JOB -
Find each line with the string "this" and copy it.
=-=-=-=-=
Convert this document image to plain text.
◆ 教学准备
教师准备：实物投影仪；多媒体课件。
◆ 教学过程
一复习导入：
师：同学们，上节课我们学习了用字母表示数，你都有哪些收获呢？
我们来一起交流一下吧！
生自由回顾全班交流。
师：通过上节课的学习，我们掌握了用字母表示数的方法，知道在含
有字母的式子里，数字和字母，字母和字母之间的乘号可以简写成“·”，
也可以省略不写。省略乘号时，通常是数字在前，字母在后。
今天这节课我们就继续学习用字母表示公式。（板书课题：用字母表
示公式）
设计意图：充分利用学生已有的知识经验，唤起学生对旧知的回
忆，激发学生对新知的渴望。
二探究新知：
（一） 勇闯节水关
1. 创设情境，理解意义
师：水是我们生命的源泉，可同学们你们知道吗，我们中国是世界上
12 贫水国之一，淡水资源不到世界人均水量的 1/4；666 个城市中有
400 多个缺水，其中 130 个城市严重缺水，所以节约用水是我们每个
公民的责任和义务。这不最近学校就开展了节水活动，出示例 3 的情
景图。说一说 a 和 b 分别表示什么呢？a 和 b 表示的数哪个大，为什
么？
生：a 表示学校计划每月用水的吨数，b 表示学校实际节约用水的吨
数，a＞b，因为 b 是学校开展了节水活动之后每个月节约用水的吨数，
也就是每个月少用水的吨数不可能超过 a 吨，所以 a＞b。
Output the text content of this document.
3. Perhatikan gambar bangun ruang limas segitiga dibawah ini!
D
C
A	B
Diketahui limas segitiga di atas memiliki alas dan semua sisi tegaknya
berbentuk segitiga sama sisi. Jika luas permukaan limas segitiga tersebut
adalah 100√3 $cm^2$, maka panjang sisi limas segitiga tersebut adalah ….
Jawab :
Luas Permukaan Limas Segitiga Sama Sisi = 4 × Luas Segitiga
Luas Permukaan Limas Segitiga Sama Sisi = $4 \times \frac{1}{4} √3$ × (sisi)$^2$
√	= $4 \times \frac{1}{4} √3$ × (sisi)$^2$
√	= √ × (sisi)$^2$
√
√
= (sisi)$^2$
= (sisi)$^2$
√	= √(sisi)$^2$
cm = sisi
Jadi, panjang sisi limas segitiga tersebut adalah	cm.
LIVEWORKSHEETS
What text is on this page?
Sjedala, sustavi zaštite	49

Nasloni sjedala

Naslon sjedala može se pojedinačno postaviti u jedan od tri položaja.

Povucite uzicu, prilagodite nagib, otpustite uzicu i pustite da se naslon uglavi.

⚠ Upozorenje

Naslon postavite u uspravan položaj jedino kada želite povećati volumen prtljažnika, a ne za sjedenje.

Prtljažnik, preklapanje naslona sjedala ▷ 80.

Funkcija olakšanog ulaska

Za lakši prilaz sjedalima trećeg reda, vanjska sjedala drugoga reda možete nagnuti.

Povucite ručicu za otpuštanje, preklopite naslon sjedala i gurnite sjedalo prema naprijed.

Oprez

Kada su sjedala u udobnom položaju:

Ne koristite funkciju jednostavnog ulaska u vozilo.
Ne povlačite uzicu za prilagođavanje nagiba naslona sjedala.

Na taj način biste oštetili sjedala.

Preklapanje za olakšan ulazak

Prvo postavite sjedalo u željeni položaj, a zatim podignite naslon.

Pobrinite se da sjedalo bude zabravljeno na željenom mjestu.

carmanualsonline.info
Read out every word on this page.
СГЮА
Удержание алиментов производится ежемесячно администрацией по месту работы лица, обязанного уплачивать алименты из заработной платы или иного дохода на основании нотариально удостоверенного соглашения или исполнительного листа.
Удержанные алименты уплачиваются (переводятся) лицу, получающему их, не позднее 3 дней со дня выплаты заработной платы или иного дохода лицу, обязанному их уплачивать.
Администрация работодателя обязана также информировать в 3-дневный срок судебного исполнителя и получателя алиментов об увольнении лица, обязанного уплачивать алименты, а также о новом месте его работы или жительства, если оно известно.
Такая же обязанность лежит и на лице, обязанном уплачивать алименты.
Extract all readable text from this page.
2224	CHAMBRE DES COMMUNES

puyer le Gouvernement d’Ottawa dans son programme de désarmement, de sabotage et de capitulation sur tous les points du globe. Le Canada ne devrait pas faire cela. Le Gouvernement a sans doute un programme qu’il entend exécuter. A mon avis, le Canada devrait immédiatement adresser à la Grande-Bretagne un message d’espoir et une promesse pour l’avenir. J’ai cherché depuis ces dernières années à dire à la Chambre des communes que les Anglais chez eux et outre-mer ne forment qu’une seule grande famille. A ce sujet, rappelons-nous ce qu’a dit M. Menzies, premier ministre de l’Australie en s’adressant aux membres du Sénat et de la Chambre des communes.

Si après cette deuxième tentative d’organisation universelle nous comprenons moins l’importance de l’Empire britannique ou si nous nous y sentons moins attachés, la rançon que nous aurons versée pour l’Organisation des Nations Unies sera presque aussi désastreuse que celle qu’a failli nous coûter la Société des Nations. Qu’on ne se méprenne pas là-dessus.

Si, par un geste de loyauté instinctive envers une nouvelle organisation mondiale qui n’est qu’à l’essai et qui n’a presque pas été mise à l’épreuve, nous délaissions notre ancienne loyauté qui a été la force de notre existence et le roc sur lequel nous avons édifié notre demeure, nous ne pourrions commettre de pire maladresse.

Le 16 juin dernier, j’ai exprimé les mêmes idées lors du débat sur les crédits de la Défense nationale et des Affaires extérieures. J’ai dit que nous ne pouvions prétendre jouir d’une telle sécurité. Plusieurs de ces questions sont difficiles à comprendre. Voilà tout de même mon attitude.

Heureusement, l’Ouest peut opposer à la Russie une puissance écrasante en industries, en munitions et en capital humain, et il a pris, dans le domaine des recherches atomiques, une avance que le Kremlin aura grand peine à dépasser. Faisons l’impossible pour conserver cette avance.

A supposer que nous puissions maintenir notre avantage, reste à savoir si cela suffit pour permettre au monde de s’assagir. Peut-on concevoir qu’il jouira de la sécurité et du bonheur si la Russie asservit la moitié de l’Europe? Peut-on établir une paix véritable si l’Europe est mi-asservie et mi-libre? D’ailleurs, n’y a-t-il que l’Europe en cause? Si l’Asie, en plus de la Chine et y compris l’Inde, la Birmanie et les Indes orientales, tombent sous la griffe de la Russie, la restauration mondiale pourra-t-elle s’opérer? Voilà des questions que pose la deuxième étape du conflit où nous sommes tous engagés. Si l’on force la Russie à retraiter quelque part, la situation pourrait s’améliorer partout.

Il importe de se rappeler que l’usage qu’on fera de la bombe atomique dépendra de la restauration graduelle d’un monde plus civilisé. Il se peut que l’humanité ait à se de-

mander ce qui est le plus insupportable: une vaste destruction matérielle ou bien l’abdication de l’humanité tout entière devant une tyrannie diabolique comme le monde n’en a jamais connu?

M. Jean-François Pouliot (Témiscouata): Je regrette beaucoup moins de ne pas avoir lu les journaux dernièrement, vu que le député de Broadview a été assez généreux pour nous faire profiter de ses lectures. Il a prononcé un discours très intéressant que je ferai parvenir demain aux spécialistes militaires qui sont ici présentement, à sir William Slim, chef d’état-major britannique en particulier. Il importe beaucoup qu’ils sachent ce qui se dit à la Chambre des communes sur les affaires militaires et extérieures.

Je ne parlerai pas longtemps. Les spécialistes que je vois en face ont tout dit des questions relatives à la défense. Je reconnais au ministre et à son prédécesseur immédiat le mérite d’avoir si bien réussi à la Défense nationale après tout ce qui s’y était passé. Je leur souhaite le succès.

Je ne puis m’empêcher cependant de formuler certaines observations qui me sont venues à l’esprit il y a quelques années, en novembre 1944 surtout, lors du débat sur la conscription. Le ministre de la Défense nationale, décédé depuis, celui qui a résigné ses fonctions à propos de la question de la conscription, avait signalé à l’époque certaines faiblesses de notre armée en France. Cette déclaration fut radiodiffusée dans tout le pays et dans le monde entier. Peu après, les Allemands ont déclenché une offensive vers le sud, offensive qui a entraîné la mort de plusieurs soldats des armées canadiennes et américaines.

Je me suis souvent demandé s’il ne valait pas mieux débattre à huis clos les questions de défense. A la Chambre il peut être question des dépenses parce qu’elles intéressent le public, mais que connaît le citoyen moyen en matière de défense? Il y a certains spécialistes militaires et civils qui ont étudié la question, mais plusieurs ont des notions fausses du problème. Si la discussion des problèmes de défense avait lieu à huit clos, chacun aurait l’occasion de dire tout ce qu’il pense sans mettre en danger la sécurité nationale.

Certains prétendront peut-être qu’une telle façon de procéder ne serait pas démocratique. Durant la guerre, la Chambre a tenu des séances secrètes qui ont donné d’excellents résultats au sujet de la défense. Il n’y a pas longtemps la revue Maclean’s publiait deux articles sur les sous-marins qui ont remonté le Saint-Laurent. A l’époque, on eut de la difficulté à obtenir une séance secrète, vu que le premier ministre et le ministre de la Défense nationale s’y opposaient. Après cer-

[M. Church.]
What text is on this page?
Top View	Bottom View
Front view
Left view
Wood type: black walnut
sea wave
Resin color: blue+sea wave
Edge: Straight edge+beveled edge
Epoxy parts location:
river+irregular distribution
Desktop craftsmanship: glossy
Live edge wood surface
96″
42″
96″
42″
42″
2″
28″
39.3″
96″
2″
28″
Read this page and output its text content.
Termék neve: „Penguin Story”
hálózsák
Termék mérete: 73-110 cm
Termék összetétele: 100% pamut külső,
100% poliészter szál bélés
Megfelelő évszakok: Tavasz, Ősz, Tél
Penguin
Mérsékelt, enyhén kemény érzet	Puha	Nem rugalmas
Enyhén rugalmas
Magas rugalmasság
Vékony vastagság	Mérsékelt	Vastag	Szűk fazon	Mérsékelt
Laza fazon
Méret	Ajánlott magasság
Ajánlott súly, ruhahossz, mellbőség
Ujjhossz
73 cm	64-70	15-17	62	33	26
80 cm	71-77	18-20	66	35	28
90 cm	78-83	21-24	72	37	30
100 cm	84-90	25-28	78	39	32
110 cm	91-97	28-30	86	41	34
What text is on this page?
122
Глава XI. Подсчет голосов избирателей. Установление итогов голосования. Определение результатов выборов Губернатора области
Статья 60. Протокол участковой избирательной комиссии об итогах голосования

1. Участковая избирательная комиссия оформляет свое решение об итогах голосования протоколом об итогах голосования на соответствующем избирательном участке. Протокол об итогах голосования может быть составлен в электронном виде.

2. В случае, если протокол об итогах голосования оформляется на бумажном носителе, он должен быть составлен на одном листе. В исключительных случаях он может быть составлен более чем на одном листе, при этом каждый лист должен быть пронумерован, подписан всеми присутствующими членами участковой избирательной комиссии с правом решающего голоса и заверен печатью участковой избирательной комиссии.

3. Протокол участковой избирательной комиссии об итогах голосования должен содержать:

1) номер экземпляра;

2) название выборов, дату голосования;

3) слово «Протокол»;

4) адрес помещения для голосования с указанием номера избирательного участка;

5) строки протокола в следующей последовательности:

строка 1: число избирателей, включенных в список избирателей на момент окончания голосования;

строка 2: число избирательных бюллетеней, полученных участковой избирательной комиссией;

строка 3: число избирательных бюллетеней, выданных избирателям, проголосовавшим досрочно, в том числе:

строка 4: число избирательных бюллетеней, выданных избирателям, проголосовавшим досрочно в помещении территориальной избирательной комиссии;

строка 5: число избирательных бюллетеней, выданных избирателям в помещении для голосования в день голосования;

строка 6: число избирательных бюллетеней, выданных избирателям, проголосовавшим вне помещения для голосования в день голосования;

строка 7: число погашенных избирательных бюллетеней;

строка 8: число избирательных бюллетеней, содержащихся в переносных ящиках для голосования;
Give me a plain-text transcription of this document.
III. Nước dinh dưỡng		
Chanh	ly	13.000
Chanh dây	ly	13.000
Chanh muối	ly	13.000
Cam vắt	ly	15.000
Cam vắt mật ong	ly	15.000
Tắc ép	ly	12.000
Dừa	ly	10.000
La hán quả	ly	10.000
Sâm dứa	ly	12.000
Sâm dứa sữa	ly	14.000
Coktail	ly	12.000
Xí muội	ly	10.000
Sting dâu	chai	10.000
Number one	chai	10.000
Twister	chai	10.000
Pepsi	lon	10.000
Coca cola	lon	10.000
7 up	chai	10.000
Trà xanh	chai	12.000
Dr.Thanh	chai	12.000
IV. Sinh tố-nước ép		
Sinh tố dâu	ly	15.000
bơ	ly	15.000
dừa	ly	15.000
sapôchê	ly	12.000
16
=-=-=-=-=
TASK RESPONSE -
Convert this document image to plain text.
Output the text content of this document.
What text is on this page?
Read out every word on this page.
Extract all readable text from this page.
What text is on this page?
Read this page and output its text content.
What text is on this page?
Give me a plain-text transcription of this document.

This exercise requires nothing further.